RECORDS TO PROCESS:

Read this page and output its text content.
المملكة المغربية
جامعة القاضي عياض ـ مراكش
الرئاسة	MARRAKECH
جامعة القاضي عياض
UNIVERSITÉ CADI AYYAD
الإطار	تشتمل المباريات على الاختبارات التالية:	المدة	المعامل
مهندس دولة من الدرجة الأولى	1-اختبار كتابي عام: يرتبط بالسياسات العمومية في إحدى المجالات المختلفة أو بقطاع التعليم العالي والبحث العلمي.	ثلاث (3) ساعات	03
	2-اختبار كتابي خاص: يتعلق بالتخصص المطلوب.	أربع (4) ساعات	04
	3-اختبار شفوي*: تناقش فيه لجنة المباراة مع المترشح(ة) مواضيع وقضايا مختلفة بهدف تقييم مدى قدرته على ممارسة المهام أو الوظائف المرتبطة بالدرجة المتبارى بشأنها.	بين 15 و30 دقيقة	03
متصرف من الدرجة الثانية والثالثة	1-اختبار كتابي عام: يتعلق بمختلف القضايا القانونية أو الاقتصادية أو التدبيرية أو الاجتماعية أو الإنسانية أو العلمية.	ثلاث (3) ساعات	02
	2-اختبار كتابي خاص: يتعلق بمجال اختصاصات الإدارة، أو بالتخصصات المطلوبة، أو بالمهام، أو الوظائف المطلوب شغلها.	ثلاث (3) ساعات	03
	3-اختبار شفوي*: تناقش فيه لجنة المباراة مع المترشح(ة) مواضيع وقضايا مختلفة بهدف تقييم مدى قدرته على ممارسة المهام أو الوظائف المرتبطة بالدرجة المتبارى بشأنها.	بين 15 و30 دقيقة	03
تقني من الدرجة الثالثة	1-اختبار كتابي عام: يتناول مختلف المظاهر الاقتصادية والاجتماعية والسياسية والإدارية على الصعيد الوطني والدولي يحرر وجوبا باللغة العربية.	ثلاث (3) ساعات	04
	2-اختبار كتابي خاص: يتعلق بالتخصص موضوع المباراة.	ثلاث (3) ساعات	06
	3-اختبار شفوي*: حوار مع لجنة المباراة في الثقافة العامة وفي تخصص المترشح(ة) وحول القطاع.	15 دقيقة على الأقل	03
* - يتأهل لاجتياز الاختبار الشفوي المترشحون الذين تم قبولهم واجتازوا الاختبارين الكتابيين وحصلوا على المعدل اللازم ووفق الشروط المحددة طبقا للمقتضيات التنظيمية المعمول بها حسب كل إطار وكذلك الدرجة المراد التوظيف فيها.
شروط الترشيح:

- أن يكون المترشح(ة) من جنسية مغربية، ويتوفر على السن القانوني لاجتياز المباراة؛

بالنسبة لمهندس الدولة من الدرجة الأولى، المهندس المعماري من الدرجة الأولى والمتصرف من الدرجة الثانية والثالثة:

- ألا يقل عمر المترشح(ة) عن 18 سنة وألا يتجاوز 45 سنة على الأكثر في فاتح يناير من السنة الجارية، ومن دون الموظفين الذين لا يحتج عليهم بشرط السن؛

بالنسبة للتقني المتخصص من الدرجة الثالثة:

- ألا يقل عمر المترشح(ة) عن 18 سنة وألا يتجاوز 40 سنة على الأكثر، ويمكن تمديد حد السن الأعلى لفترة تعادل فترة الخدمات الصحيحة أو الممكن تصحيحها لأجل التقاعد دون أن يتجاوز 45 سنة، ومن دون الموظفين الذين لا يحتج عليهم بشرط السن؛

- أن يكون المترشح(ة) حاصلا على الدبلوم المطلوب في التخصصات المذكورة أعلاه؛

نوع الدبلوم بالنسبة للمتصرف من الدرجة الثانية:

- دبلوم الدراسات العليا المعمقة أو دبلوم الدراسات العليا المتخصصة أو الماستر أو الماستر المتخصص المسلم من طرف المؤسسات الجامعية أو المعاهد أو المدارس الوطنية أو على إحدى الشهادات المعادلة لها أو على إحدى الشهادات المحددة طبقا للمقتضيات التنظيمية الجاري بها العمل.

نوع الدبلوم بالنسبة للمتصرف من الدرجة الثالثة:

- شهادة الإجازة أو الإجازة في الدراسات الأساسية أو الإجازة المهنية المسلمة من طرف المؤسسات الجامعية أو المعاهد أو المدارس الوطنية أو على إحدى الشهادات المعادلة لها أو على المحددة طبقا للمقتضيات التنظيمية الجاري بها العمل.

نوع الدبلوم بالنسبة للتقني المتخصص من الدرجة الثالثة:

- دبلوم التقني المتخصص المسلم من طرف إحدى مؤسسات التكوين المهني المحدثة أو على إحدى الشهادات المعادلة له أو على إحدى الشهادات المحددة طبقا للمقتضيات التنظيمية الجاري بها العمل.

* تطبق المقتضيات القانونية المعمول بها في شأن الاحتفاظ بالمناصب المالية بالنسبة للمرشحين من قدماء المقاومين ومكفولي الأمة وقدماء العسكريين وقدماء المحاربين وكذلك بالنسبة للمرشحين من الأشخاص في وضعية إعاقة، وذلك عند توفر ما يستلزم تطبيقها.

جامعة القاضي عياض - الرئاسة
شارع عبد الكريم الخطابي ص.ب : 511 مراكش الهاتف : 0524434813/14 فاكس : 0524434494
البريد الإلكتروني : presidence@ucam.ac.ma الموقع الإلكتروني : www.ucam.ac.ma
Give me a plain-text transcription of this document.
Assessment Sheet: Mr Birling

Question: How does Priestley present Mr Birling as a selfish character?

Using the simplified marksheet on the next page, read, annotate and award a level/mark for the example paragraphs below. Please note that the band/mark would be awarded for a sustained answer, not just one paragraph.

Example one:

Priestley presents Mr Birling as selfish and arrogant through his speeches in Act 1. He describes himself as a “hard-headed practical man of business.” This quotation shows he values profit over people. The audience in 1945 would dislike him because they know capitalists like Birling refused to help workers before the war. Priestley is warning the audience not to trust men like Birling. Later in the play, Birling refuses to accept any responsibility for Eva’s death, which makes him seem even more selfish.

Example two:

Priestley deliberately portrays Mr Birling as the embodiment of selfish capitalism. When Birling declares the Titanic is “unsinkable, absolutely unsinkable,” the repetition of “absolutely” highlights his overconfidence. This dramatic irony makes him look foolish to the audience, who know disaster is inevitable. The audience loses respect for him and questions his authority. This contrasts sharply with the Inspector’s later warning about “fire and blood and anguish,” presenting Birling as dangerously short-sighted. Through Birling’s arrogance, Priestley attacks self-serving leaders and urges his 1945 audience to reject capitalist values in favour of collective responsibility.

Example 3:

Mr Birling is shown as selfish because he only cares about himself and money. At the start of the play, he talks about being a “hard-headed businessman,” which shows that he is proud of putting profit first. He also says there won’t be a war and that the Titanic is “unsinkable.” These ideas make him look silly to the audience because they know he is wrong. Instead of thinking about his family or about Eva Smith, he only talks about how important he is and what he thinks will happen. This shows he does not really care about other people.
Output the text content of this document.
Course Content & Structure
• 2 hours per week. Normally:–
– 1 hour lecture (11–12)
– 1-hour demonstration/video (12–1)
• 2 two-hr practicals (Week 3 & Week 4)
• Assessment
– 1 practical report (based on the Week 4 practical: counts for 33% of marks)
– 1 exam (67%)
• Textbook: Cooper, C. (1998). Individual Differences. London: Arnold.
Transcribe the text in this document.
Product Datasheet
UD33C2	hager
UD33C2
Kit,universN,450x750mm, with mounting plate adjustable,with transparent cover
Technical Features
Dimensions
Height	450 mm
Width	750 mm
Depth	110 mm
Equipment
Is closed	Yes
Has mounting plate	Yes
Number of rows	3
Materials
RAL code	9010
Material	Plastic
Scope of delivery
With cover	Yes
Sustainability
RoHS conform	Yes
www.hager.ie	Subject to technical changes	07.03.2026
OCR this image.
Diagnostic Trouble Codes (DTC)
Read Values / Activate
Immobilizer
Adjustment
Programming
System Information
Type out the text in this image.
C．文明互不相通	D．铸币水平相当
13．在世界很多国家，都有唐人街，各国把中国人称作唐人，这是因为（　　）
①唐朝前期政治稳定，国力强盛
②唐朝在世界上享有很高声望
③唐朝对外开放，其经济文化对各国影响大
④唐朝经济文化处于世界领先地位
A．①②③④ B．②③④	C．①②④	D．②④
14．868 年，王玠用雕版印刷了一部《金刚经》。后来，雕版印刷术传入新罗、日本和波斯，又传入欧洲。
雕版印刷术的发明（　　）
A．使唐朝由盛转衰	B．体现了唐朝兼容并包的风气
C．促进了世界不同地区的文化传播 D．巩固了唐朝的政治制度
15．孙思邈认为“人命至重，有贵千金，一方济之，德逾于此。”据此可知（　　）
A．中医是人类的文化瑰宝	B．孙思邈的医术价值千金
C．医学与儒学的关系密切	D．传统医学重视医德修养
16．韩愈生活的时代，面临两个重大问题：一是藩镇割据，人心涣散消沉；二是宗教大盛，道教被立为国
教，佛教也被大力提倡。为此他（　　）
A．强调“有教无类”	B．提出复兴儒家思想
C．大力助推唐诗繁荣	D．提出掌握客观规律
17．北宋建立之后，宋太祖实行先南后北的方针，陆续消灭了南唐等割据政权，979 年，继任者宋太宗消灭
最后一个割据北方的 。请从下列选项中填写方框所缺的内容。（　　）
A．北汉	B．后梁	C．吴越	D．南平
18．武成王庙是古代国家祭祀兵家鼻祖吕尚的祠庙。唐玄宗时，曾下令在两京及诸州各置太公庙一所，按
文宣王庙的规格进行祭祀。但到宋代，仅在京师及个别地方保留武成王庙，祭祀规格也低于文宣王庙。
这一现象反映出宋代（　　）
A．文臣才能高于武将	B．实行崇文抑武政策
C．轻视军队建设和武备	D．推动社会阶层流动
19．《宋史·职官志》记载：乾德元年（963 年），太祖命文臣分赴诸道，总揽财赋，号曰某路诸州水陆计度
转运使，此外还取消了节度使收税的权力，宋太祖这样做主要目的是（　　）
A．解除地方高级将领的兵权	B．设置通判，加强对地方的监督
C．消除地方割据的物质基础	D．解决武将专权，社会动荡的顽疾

STATED GOAL: In the entries above, take the line containing "Output the text content of this document." and each later line through the last, and repeat them exactly. Output nothing else.

TASK ANSWER:
Output the text content of this document.
Course Content & Structure
• 2 hours per week. Normally:–
– 1 hour lecture (11–12)
– 1-hour demonstration/video (12–1)
• 2 two-hr practicals (Week 3 & Week 4)
• Assessment
– 1 practical report (based on the Week 4 practical: counts for 33% of marks)
– 1 exam (67%)
• Textbook: Cooper, C. (1998). Individual Differences. London: Arnold.
Transcribe the text in this document.
Product Datasheet
UD33C2	hager
UD33C2
Kit,universN,450x750mm, with mounting plate adjustable,with transparent cover
Technical Features
Dimensions
Height	450 mm
Width	750 mm
Depth	110 mm
Equipment
Is closed	Yes
Has mounting plate	Yes
Number of rows	3
Materials
RAL code	9010
Material	Plastic
Scope of delivery
With cover	Yes
Sustainability
RoHS conform	Yes
www.hager.ie	Subject to technical changes	07.03.2026
OCR this image.
Diagnostic Trouble Codes (DTC)
Read Values / Activate
Immobilizer
Adjustment
Programming
System Information
Type out the text in this image.
C．文明互不相通	D．铸币水平相当
13．在世界很多国家，都有唐人街，各国把中国人称作唐人，这是因为（　　）
①唐朝前期政治稳定，国力强盛
②唐朝在世界上享有很高声望
③唐朝对外开放，其经济文化对各国影响大
④唐朝经济文化处于世界领先地位
A．①②③④ B．②③④	C．①②④	D．②④
14．868 年，王玠用雕版印刷了一部《金刚经》。后来，雕版印刷术传入新罗、日本和波斯，又传入欧洲。
雕版印刷术的发明（　　）
A．使唐朝由盛转衰	B．体现了唐朝兼容并包的风气
C．促进了世界不同地区的文化传播 D．巩固了唐朝的政治制度
15．孙思邈认为“人命至重，有贵千金，一方济之，德逾于此。”据此可知（　　）
A．中医是人类的文化瑰宝	B．孙思邈的医术价值千金
C．医学与儒学的关系密切	D．传统医学重视医德修养
16．韩愈生活的时代，面临两个重大问题：一是藩镇割据，人心涣散消沉；二是宗教大盛，道教被立为国
教，佛教也被大力提倡。为此他（　　）
A．强调“有教无类”	B．提出复兴儒家思想
C．大力助推唐诗繁荣	D．提出掌握客观规律
17．北宋建立之后，宋太祖实行先南后北的方针，陆续消灭了南唐等割据政权，979 年，继任者宋太宗消灭
最后一个割据北方的 。请从下列选项中填写方框所缺的内容。（　　）
A．北汉	B．后梁	C．吴越	D．南平
18．武成王庙是古代国家祭祀兵家鼻祖吕尚的祠庙。唐玄宗时，曾下令在两京及诸州各置太公庙一所，按
文宣王庙的规格进行祭祀。但到宋代，仅在京师及个别地方保留武成王庙，祭祀规格也低于文宣王庙。
这一现象反映出宋代（　　）
A．文臣才能高于武将	B．实行崇文抑武政策
C．轻视军队建设和武备	D．推动社会阶层流动
19．《宋史·职官志》记载：乾德元年（963 年），太祖命文臣分赴诸道，总揽财赋，号曰某路诸州水陆计度
转运使，此外还取消了节度使收税的权力，宋太祖这样做主要目的是（　　）
A．解除地方高级将领的兵权	B．设置通判，加强对地方的监督
C．消除地方割据的物质基础	D．解决武将专权，社会动荡的顽疾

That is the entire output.